**WRITTEN EXERCISE**. Pick out all lines of the entries that include the word "arrow" and copy them.

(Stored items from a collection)
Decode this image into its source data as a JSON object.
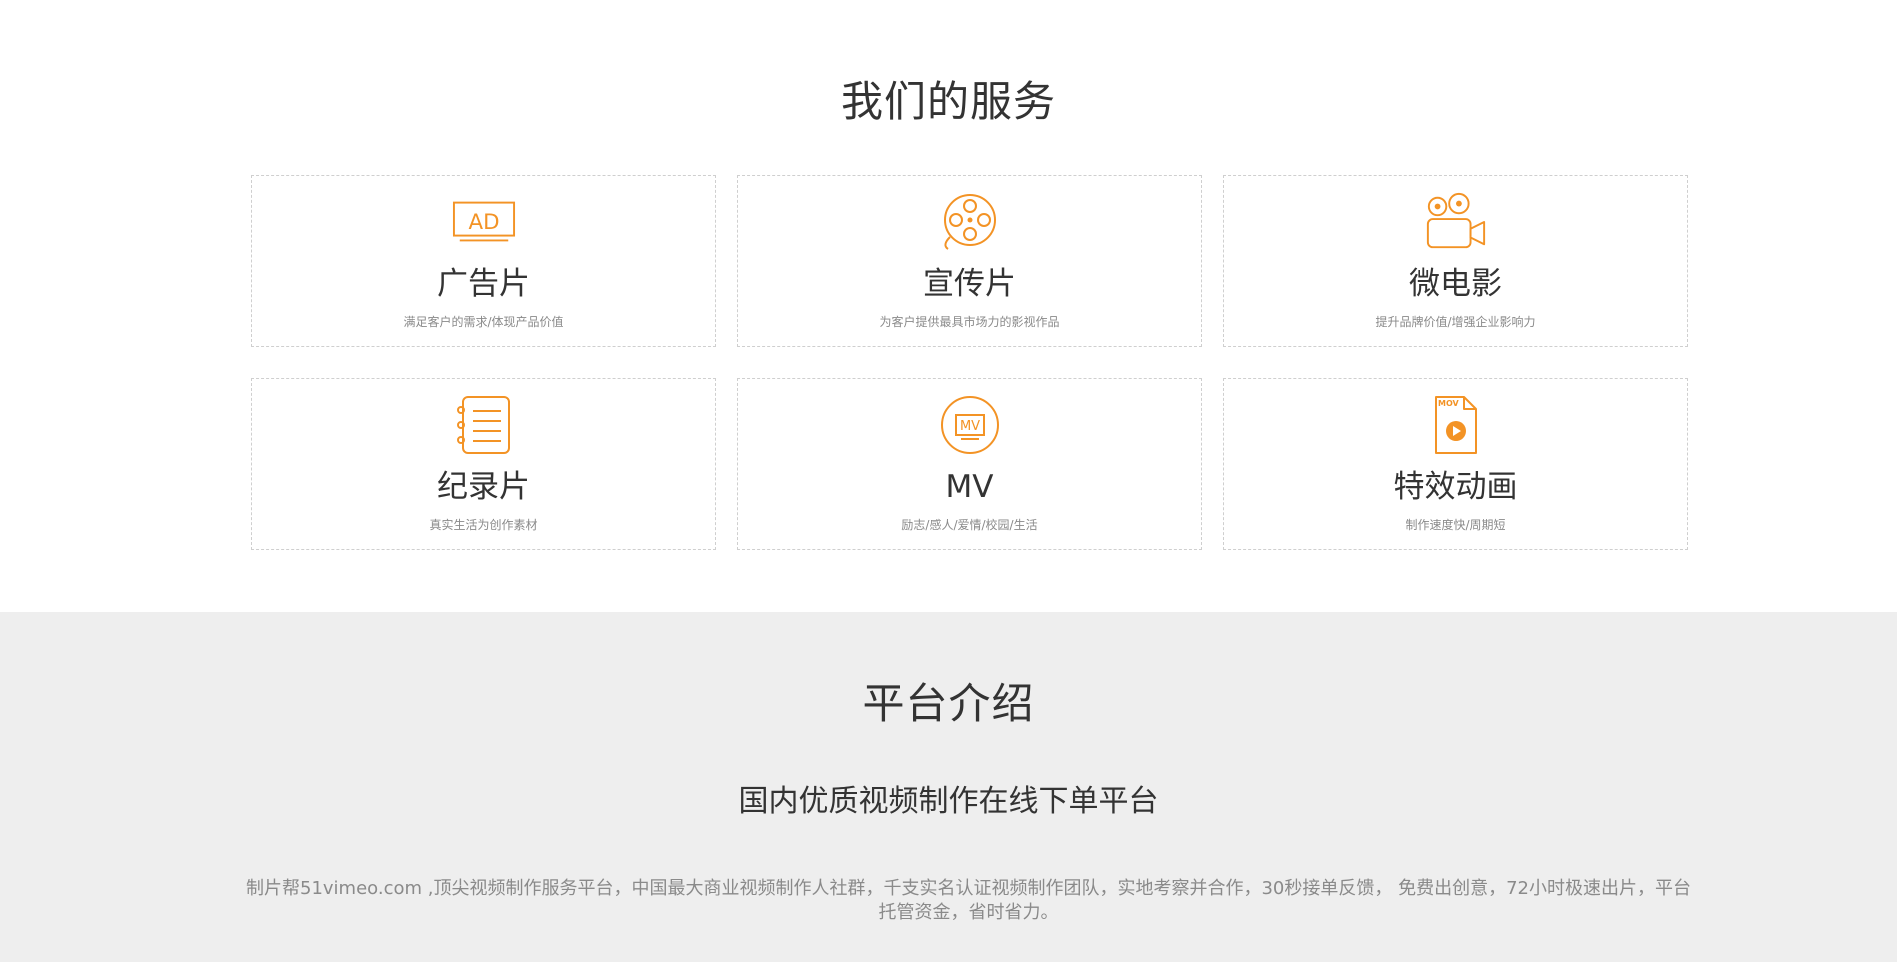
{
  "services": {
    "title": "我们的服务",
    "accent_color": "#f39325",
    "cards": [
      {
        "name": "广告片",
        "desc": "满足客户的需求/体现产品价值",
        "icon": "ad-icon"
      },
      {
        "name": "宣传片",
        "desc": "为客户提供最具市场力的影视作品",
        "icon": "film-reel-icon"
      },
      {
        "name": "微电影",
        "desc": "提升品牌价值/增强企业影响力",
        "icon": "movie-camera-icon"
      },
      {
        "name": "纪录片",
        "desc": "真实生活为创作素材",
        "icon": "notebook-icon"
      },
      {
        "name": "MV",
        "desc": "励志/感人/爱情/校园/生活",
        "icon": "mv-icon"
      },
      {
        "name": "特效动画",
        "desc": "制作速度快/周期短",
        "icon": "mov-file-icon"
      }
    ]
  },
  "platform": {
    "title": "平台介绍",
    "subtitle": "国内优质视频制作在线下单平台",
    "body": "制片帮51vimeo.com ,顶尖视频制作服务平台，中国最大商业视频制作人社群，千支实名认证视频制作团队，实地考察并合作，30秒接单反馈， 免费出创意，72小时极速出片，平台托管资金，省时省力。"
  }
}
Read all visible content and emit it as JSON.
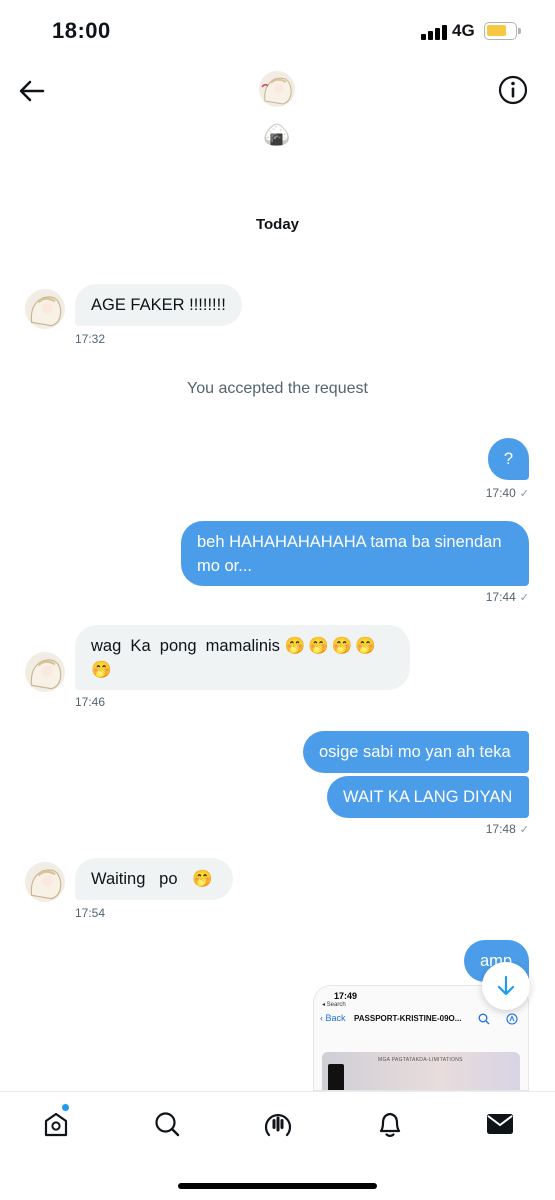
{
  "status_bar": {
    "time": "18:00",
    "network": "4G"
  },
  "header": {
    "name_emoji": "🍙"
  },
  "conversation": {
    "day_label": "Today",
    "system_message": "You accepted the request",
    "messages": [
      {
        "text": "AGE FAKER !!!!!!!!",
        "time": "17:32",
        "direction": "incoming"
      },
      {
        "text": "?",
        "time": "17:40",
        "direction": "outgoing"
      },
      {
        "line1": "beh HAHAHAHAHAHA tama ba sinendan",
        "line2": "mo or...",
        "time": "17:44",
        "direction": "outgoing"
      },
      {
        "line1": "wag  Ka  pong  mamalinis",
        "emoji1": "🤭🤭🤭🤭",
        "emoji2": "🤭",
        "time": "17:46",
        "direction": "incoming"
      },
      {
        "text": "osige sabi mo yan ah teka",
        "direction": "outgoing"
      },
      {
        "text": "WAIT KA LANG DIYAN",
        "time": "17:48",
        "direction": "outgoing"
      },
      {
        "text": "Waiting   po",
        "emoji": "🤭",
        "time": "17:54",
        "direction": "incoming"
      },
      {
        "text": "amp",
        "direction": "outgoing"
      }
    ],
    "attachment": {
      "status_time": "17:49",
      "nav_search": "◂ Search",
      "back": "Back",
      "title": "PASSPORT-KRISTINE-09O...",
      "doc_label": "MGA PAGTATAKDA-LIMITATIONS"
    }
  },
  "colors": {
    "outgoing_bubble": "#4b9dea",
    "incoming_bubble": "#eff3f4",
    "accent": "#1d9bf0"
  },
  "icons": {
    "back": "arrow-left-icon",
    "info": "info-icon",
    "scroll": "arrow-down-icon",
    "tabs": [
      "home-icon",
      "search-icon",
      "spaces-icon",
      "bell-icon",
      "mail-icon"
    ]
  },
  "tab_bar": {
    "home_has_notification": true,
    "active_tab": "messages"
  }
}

**ANSWER TO THE EXERCISE**.
    "back": "arrow-left-icon",
    "scroll": "arrow-down-icon",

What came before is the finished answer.